= Records provided =
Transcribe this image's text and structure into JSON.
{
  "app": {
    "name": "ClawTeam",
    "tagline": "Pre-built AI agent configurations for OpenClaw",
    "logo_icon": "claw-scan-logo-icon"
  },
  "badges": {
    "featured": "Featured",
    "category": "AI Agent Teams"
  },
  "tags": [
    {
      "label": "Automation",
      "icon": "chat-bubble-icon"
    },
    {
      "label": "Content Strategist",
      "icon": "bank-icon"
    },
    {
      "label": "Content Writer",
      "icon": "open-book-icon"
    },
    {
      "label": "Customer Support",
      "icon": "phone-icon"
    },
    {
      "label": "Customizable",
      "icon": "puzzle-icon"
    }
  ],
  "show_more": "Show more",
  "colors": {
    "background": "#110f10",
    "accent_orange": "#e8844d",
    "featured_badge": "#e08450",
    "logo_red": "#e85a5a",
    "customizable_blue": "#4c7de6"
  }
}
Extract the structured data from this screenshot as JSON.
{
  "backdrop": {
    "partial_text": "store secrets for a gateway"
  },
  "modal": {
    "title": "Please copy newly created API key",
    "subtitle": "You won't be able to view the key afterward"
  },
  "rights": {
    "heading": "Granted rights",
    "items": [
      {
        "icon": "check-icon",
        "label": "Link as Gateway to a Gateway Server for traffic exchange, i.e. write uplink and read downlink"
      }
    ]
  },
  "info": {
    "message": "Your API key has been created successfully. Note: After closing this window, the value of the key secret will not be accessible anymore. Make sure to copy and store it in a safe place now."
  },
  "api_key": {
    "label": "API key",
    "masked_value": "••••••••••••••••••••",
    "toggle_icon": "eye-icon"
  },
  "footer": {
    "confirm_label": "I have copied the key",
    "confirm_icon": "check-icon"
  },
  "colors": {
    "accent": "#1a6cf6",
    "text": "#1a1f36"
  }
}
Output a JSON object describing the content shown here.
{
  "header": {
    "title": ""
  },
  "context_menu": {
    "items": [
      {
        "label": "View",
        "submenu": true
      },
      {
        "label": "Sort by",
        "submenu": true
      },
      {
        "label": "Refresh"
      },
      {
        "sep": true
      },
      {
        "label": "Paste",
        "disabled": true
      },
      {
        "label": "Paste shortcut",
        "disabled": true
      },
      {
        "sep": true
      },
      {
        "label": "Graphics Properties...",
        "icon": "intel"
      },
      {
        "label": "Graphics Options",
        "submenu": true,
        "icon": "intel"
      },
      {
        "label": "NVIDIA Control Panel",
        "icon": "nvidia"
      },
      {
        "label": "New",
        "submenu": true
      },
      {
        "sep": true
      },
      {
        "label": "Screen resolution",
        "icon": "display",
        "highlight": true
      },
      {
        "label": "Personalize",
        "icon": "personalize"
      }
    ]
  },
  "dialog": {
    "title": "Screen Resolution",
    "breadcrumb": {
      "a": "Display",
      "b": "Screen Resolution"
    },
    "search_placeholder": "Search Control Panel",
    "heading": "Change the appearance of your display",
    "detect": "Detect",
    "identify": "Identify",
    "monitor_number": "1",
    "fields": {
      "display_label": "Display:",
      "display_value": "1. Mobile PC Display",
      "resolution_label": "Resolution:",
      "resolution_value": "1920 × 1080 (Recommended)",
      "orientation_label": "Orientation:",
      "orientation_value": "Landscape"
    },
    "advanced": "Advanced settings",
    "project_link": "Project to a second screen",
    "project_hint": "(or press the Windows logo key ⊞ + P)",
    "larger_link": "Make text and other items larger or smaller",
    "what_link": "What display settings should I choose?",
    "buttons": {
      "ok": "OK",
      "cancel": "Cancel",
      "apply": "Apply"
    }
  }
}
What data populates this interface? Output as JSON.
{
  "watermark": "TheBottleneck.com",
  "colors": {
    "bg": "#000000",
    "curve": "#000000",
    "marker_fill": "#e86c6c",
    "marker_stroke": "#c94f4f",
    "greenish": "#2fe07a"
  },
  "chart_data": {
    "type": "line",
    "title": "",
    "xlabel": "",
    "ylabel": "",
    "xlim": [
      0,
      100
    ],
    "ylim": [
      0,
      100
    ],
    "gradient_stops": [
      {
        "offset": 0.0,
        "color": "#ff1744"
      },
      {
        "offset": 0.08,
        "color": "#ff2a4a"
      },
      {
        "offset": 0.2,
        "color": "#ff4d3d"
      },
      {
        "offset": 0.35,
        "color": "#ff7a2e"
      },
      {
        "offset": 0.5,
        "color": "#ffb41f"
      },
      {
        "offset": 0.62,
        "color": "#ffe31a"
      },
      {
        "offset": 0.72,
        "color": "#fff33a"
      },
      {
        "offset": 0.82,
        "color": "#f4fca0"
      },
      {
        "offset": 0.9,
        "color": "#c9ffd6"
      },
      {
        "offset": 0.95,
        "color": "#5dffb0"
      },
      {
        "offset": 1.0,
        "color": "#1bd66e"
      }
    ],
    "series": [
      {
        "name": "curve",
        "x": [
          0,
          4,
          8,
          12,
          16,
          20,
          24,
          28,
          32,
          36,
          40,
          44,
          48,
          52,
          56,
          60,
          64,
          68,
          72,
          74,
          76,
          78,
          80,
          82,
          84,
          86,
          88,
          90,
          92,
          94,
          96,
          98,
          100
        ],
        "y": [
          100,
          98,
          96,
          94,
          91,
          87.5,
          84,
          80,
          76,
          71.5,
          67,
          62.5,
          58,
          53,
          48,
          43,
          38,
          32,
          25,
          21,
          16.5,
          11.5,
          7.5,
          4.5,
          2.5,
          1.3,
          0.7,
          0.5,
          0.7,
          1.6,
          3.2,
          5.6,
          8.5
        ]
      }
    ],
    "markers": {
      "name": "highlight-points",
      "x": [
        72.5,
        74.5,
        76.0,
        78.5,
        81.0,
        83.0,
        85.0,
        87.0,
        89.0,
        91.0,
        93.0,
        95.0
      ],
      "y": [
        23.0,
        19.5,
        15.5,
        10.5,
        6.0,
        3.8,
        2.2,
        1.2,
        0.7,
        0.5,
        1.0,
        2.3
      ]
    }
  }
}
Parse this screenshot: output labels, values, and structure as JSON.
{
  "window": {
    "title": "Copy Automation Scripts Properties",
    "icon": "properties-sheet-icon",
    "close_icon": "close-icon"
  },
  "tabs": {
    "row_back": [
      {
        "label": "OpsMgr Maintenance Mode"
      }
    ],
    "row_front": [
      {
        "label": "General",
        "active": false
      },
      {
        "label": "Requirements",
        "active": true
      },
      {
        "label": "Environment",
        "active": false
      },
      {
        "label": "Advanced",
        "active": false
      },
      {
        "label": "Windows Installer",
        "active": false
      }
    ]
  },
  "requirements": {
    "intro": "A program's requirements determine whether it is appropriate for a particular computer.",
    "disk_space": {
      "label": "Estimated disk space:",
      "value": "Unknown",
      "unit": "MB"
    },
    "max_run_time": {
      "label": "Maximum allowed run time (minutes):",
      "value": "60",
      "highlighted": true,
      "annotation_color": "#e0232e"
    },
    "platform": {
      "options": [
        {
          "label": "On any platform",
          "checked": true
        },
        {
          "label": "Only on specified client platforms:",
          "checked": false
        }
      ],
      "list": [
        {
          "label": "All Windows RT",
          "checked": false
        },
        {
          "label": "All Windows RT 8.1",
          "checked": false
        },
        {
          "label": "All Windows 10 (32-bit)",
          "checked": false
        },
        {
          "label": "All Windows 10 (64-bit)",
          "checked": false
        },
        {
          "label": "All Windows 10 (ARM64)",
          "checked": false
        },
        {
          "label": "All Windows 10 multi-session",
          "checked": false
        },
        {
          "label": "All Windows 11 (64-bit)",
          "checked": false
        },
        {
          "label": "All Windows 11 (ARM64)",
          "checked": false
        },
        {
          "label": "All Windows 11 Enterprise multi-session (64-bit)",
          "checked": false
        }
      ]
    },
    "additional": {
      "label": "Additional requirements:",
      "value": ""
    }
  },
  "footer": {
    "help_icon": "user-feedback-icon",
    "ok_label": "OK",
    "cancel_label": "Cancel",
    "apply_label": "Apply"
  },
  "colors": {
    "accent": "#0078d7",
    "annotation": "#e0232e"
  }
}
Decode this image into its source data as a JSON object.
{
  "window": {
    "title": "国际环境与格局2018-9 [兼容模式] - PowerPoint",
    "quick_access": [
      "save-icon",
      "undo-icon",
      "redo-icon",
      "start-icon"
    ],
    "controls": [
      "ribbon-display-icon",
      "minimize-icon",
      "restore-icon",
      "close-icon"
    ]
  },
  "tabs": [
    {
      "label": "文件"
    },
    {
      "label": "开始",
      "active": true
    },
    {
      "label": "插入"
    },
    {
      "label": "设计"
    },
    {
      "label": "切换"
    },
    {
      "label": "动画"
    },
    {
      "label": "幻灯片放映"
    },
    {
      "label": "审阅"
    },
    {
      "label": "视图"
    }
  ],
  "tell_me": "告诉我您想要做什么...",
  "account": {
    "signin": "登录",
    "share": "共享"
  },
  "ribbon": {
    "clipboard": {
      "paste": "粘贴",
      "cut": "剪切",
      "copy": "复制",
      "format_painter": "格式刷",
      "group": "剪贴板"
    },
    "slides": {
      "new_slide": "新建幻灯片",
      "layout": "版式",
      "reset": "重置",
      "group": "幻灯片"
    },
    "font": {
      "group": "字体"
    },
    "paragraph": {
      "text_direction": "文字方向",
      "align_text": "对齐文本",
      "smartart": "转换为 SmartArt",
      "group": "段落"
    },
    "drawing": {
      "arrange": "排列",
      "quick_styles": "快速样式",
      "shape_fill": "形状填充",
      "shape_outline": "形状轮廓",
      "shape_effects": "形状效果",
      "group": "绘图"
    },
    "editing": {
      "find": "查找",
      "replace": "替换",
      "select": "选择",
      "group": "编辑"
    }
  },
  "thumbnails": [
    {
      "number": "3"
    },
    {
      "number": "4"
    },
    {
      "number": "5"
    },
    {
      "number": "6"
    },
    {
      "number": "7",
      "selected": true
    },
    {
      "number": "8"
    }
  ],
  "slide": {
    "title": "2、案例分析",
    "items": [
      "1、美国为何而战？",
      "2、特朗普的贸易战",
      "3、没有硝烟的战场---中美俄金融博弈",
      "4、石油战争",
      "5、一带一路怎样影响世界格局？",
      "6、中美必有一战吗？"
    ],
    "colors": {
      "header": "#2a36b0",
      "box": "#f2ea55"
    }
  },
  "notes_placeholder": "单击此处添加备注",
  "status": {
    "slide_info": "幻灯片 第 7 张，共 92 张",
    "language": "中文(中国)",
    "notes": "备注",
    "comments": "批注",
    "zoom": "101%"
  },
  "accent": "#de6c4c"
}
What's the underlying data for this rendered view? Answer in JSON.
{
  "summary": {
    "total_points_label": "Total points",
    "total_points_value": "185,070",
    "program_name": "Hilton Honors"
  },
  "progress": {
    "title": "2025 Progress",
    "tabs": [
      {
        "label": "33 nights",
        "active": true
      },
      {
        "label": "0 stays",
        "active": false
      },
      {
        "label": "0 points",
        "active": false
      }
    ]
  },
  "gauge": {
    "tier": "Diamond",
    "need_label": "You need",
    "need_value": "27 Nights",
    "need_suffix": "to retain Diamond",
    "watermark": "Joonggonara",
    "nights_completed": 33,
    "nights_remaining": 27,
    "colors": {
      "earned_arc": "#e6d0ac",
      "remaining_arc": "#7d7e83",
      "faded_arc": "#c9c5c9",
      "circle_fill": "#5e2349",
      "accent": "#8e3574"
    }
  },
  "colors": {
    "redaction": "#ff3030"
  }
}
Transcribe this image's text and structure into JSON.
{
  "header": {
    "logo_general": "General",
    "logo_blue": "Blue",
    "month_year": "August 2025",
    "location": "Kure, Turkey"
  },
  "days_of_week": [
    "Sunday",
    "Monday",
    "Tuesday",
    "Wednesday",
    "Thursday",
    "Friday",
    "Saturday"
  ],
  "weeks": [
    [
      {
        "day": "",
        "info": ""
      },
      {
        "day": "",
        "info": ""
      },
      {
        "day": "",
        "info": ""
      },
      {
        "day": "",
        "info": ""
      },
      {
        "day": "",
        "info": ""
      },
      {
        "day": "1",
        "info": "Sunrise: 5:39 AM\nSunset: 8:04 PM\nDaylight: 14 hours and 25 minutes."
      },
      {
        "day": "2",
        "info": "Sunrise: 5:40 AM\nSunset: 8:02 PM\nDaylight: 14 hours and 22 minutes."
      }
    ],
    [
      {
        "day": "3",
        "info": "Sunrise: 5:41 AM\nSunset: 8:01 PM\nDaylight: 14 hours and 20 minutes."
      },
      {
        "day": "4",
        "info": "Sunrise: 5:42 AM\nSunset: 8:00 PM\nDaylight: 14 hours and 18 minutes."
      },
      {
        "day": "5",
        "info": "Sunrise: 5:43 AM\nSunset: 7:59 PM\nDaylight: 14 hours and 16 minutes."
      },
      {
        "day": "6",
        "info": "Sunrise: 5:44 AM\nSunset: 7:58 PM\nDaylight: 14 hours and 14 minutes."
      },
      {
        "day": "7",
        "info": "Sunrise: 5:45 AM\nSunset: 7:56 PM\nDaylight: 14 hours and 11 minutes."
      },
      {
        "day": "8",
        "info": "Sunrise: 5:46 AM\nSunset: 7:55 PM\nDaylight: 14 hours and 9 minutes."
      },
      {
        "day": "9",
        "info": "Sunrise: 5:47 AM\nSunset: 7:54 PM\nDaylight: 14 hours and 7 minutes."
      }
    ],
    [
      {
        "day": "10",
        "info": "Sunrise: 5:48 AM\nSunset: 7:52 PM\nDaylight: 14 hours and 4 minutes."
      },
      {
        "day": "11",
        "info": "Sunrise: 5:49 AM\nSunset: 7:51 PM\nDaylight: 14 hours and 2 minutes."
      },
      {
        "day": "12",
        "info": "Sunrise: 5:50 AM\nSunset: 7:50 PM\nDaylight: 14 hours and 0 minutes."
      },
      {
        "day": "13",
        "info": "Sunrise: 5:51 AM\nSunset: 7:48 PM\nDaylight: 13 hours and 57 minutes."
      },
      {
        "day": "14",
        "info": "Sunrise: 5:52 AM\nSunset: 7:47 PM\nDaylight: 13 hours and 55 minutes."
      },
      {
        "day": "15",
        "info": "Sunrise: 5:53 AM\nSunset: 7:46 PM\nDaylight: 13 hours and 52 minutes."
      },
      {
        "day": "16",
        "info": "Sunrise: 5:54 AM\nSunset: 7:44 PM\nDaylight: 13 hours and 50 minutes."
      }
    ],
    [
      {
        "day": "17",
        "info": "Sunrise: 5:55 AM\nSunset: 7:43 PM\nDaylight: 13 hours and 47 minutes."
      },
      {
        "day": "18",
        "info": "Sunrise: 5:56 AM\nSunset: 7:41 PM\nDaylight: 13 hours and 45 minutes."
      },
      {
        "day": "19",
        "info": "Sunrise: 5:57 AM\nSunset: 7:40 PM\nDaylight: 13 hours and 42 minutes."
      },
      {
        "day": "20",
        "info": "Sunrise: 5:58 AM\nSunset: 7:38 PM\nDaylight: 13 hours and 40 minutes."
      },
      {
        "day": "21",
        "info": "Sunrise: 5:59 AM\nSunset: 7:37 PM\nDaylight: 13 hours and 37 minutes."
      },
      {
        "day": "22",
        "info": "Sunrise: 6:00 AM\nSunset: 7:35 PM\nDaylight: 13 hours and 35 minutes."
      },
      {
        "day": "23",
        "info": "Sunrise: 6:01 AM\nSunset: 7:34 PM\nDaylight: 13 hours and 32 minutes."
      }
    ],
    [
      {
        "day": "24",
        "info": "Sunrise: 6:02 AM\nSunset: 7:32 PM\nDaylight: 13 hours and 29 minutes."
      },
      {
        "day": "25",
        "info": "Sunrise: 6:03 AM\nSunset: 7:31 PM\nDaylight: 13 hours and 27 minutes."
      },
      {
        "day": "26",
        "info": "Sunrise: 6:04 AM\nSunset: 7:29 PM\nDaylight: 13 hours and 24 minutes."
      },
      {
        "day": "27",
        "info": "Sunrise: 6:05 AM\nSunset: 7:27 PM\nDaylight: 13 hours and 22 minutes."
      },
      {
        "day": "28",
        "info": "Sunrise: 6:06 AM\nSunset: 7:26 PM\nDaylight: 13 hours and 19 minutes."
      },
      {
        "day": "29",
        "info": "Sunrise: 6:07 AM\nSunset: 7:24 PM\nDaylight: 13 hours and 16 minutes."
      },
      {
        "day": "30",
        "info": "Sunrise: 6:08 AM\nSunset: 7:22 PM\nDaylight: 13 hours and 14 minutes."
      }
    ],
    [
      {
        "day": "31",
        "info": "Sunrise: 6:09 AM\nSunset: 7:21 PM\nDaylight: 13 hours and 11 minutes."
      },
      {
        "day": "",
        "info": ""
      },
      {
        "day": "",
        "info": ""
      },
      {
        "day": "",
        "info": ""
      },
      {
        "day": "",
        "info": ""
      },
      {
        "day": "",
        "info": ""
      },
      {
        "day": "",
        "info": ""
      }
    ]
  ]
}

= Task directions =
Filter for "object". Return all lines that hold it.

= Exercise answer =
Output a JSON object describing the content shown here.
Decode this image into its source data as a JSON object.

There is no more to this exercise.